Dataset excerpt
--------------------
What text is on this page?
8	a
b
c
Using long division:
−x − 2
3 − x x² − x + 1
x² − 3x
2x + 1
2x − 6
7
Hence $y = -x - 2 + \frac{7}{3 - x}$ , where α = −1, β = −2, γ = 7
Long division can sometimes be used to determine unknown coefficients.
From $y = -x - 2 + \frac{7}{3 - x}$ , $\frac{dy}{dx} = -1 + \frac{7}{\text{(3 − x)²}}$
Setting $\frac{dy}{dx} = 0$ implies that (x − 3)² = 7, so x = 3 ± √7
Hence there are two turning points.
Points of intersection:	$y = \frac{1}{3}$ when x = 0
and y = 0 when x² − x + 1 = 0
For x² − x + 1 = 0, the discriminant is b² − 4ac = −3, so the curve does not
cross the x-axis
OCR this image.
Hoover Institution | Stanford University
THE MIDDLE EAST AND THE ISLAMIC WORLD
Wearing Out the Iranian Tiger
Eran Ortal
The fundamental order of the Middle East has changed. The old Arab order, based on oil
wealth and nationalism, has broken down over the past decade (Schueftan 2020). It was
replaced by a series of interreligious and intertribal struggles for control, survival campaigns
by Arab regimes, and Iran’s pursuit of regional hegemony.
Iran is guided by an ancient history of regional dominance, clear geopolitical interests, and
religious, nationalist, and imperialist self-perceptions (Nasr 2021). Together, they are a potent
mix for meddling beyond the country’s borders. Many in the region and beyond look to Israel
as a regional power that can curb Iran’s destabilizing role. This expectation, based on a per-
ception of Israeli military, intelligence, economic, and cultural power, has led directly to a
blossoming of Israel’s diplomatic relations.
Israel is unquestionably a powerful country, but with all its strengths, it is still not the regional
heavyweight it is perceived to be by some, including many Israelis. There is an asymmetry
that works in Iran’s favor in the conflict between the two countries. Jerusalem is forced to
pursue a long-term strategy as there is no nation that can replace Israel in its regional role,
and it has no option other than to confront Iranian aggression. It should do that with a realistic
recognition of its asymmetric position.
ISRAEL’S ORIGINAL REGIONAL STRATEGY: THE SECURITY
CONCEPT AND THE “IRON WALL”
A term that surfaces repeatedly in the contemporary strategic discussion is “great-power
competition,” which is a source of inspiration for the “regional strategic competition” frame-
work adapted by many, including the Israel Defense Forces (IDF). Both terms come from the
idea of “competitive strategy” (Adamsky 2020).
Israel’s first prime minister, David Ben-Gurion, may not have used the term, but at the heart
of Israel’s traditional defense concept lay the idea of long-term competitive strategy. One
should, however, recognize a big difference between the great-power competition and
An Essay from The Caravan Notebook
--------------------
§ **What this task involves**: Repeat the listing in full, keeping every line exactly as it is.

§ **Correct answer**:
What text is on this page?
8	a
b
c
Using long division:
−x − 2
3 − x x² − x + 1
x² − 3x
2x + 1
2x − 6
7
Hence $y = -x - 2 + \frac{7}{3 - x}$ , where α = −1, β = −2, γ = 7
Long division can sometimes be used to determine unknown coefficients.
From $y = -x - 2 + \frac{7}{3 - x}$ , $\frac{dy}{dx} = -1 + \frac{7}{\text{(3 − x)²}}$
Setting $\frac{dy}{dx} = 0$ implies that (x − 3)² = 7, so x = 3 ± √7
Hence there are two turning points.
Points of intersection:	$y = \frac{1}{3}$ when x = 0
and y = 0 when x² − x + 1 = 0
For x² − x + 1 = 0, the discriminant is b² − 4ac = −3, so the curve does not
cross the x-axis
OCR this image.
Hoover Institution | Stanford University
THE MIDDLE EAST AND THE ISLAMIC WORLD
Wearing Out the Iranian Tiger
Eran Ortal
The fundamental order of the Middle East has changed. The old Arab order, based on oil
wealth and nationalism, has broken down over the past decade (Schueftan 2020). It was
replaced by a series of interreligious and intertribal struggles for control, survival campaigns
by Arab regimes, and Iran’s pursuit of regional hegemony.
Iran is guided by an ancient history of regional dominance, clear geopolitical interests, and
religious, nationalist, and imperialist self-perceptions (Nasr 2021). Together, they are a potent
mix for meddling beyond the country’s borders. Many in the region and beyond look to Israel
as a regional power that can curb Iran’s destabilizing role. This expectation, based on a per-
ception of Israeli military, intelligence, economic, and cultural power, has led directly to a
blossoming of Israel’s diplomatic relations.
Israel is unquestionably a powerful country, but with all its strengths, it is still not the regional
heavyweight it is perceived to be by some, including many Israelis. There is an asymmetry
that works in Iran’s favor in the conflict between the two countries. Jerusalem is forced to
pursue a long-term strategy as there is no nation that can replace Israel in its regional role,
and it has no option other than to confront Iranian aggression. It should do that with a realistic
recognition of its asymmetric position.
ISRAEL’S ORIGINAL REGIONAL STRATEGY: THE SECURITY
CONCEPT AND THE “IRON WALL”
A term that surfaces repeatedly in the contemporary strategic discussion is “great-power
competition,” which is a source of inspiration for the “regional strategic competition” frame-
work adapted by many, including the Israel Defense Forces (IDF). Both terms come from the
idea of “competitive strategy” (Adamsky 2020).
Israel’s first prime minister, David Ben-Gurion, may not have used the term, but at the heart
of Israel’s traditional defense concept lay the idea of long-term competitive strategy. One
should, however, recognize a big difference between the great-power competition and
An Essay from The Caravan Notebook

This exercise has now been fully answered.